◆ **Short task**: The complete listing should be restated exactly.

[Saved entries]
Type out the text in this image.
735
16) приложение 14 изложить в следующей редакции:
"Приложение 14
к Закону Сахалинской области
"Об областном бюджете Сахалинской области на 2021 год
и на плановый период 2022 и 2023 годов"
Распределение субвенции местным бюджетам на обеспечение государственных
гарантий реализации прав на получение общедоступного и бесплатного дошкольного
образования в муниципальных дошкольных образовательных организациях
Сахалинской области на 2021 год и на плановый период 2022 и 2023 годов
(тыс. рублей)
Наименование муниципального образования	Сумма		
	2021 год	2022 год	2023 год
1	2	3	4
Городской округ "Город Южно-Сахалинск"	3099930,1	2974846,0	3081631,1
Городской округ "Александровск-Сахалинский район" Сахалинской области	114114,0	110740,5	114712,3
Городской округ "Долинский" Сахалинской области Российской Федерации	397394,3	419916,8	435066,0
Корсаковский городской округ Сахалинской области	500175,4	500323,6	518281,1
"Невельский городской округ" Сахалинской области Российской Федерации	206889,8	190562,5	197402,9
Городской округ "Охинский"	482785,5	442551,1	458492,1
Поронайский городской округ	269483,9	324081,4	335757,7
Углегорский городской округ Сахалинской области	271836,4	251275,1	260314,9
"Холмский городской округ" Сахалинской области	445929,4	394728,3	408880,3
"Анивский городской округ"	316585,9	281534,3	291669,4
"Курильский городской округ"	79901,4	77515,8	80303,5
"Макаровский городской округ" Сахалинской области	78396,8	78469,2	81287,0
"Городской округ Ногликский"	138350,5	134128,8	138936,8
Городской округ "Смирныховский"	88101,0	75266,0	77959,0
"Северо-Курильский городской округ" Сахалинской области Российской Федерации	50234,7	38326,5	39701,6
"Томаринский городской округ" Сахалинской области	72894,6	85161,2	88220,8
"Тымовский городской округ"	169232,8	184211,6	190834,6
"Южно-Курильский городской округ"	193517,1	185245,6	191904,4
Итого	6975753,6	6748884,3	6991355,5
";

◆ **Output for this exercise**:
Type out the text in this image.
735
16) приложение 14 изложить в следующей редакции:
"Приложение 14
к Закону Сахалинской области
"Об областном бюджете Сахалинской области на 2021 год
и на плановый период 2022 и 2023 годов"
Распределение субвенции местным бюджетам на обеспечение государственных
гарантий реализации прав на получение общедоступного и бесплатного дошкольного
образования в муниципальных дошкольных образовательных организациях
Сахалинской области на 2021 год и на плановый период 2022 и 2023 годов
(тыс. рублей)
Наименование муниципального образования	Сумма		
	2021 год	2022 год	2023 год
1	2	3	4
Городской округ "Город Южно-Сахалинск"	3099930,1	2974846,0	3081631,1
Городской округ "Александровск-Сахалинский район" Сахалинской области	114114,0	110740,5	114712,3
Городской округ "Долинский" Сахалинской области Российской Федерации	397394,3	419916,8	435066,0
Корсаковский городской округ Сахалинской области	500175,4	500323,6	518281,1
"Невельский городской округ" Сахалинской области Российской Федерации	206889,8	190562,5	197402,9
Городской округ "Охинский"	482785,5	442551,1	458492,1
Поронайский городской округ	269483,9	324081,4	335757,7
Углегорский городской округ Сахалинской области	271836,4	251275,1	260314,9
"Холмский городской округ" Сахалинской области	445929,4	394728,3	408880,3
"Анивский городской округ"	316585,9	281534,3	291669,4
"Курильский городской округ"	79901,4	77515,8	80303,5
"Макаровский городской округ" Сахалинской области	78396,8	78469,2	81287,0
"Городской округ Ногликский"	138350,5	134128,8	138936,8
Городской округ "Смирныховский"	88101,0	75266,0	77959,0
"Северо-Курильский городской округ" Сахалинской области Российской Федерации	50234,7	38326,5	39701,6
"Томаринский городской округ" Сахалинской области	72894,6	85161,2	88220,8
"Тымовский городской округ"	169232,8	184211,6	190834,6
"Южно-Курильский городской округ"	193517,1	185245,6	191904,4
Итого	6975753,6	6748884,3	6991355,5
";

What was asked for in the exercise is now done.